▶ [Written task]
Without the pictures, set down the records below word for word.

[Data for this exercise start]

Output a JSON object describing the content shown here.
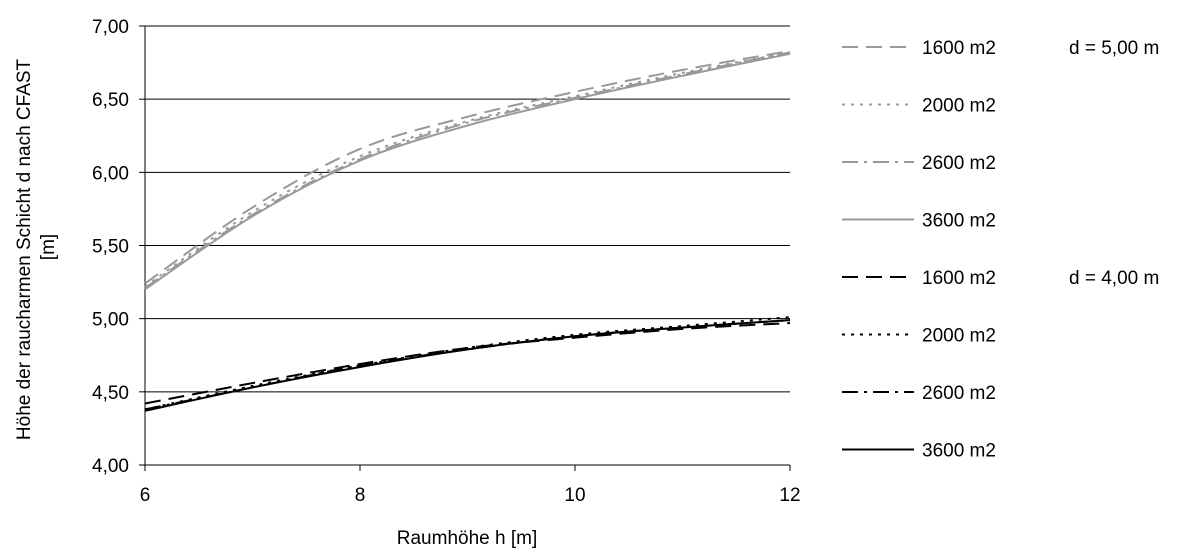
{
  "chart_data": {
    "type": "line",
    "xlabel": "Raumhöhe h [m]",
    "ylabel_lines": [
      "Höhe der raucharmen Schicht d nach CFAST",
      "[m]"
    ],
    "xlim": [
      6,
      12
    ],
    "ylim": [
      4.0,
      7.0
    ],
    "x_ticks": [
      6,
      8,
      10,
      12
    ],
    "x_tick_labels": [
      "6",
      "8",
      "10",
      "12"
    ],
    "y_ticks": [
      4.0,
      4.5,
      5.0,
      5.5,
      6.0,
      6.5,
      7.0
    ],
    "y_tick_labels": [
      "4,00",
      "4,50",
      "5,00",
      "5,50",
      "6,00",
      "6,50",
      "7,00"
    ],
    "grid": "horizontal",
    "legend_position": "right",
    "group_labels": [
      {
        "text": "d = 5,00 m",
        "series_index": 0
      },
      {
        "text": "d = 4,00 m",
        "series_index": 4
      }
    ],
    "series": [
      {
        "name": "1600 m2",
        "color": "#999999",
        "dash": "dash",
        "x": [
          6,
          7,
          8,
          9,
          10,
          11,
          12
        ],
        "y": [
          5.24,
          5.76,
          6.16,
          6.38,
          6.55,
          6.7,
          6.83
        ]
      },
      {
        "name": "2000 m2",
        "color": "#999999",
        "dash": "dot",
        "x": [
          6,
          7,
          8,
          9,
          10,
          11,
          12
        ],
        "y": [
          5.22,
          5.73,
          6.11,
          6.35,
          6.52,
          6.68,
          6.82
        ]
      },
      {
        "name": "2600 m2",
        "color": "#999999",
        "dash": "dashdot",
        "x": [
          6,
          7,
          8,
          9,
          10,
          11,
          12
        ],
        "y": [
          5.21,
          5.71,
          6.09,
          6.34,
          6.51,
          6.67,
          6.82
        ]
      },
      {
        "name": "3600 m2",
        "color": "#999999",
        "dash": "solid",
        "x": [
          6,
          7,
          8,
          9,
          10,
          11,
          12
        ],
        "y": [
          5.2,
          5.7,
          6.08,
          6.32,
          6.5,
          6.66,
          6.81
        ]
      },
      {
        "name": "1600 m2",
        "color": "#000000",
        "dash": "dash",
        "x": [
          6,
          7,
          8,
          9,
          10,
          11,
          12
        ],
        "y": [
          4.42,
          4.56,
          4.69,
          4.8,
          4.87,
          4.93,
          4.97
        ]
      },
      {
        "name": "2000 m2",
        "color": "#000000",
        "dash": "dot",
        "x": [
          6,
          7,
          8,
          9,
          10,
          11,
          12
        ],
        "y": [
          4.38,
          4.54,
          4.68,
          4.8,
          4.89,
          4.95,
          5.01
        ]
      },
      {
        "name": "2600 m2",
        "color": "#000000",
        "dash": "dashdot",
        "x": [
          6,
          7,
          8,
          9,
          10,
          11,
          12
        ],
        "y": [
          4.38,
          4.53,
          4.68,
          4.79,
          4.88,
          4.94,
          4.99
        ]
      },
      {
        "name": "3600 m2",
        "color": "#000000",
        "dash": "solid",
        "x": [
          6,
          7,
          8,
          9,
          10,
          11,
          12
        ],
        "y": [
          4.37,
          4.53,
          4.67,
          4.79,
          4.88,
          4.94,
          4.99
        ]
      }
    ]
  }
}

[Data for this exercise end]

▶ [Result of this exercise]
Output a JSON object describing the content shown here.
{
  "chart_data": {
    "type": "line",
    "xlabel": "Raumhöhe h [m]",
    "ylabel_lines": [
      "Höhe der raucharmen Schicht d nach CFAST",
      "[m]"
    ],
    "xlim": [
      6,
      12
    ],
    "ylim": [
      4.0,
      7.0
    ],
    "x_ticks": [
      6,
      8,
      10,
      12
    ],
    "x_tick_labels": [
      "6",
      "8",
      "10",
      "12"
    ],
    "y_ticks": [
      4.0,
      4.5,
      5.0,
      5.5,
      6.0,
      6.5,
      7.0
    ],
    "y_tick_labels": [
      "4,00",
      "4,50",
      "5,00",
      "5,50",
      "6,00",
      "6,50",
      "7,00"
    ],
    "grid": "horizontal",
    "legend_position": "right",
    "group_labels": [
      {
        "text": "d = 5,00 m",
        "series_index": 0
      },
      {
        "text": "d = 4,00 m",
        "series_index": 4
      }
    ],
    "series": [
      {
        "name": "1600 m2",
        "color": "#999999",
        "dash": "dash",
        "x": [
          6,
          7,
          8,
          9,
          10,
          11,
          12
        ],
        "y": [
          5.24,
          5.76,
          6.16,
          6.38,
          6.55,
          6.7,
          6.83
        ]
      },
      {
        "name": "2000 m2",
        "color": "#999999",
        "dash": "dot",
        "x": [
          6,
          7,
          8,
          9,
          10,
          11,
          12
        ],
        "y": [
          5.22,
          5.73,
          6.11,
          6.35,
          6.52,
          6.68,
          6.82
        ]
      },
      {
        "name": "2600 m2",
        "color": "#999999",
        "dash": "dashdot",
        "x": [
          6,
          7,
          8,
          9,
          10,
          11,
          12
        ],
        "y": [
          5.21,
          5.71,
          6.09,
          6.34,
          6.51,
          6.67,
          6.82
        ]
      },
      {
        "name": "3600 m2",
        "color": "#999999",
        "dash": "solid",
        "x": [
          6,
          7,
          8,
          9,
          10,
          11,
          12
        ],
        "y": [
          5.2,
          5.7,
          6.08,
          6.32,
          6.5,
          6.66,
          6.81
        ]
      },
      {
        "name": "1600 m2",
        "color": "#000000",
        "dash": "dash",
        "x": [
          6,
          7,
          8,
          9,
          10,
          11,
          12
        ],
        "y": [
          4.42,
          4.56,
          4.69,
          4.8,
          4.87,
          4.93,
          4.97
        ]
      },
      {
        "name": "2000 m2",
        "color": "#000000",
        "dash": "dot",
        "x": [
          6,
          7,
          8,
          9,
          10,
          11,
          12
        ],
        "y": [
          4.38,
          4.54,
          4.68,
          4.8,
          4.89,
          4.95,
          5.01
        ]
      },
      {
        "name": "2600 m2",
        "color": "#000000",
        "dash": "dashdot",
        "x": [
          6,
          7,
          8,
          9,
          10,
          11,
          12
        ],
        "y": [
          4.38,
          4.53,
          4.68,
          4.79,
          4.88,
          4.94,
          4.99
        ]
      },
      {
        "name": "3600 m2",
        "color": "#000000",
        "dash": "solid",
        "x": [
          6,
          7,
          8,
          9,
          10,
          11,
          12
        ],
        "y": [
          4.37,
          4.53,
          4.67,
          4.79,
          4.88,
          4.94,
          4.99
        ]
      }
    ]
  }
}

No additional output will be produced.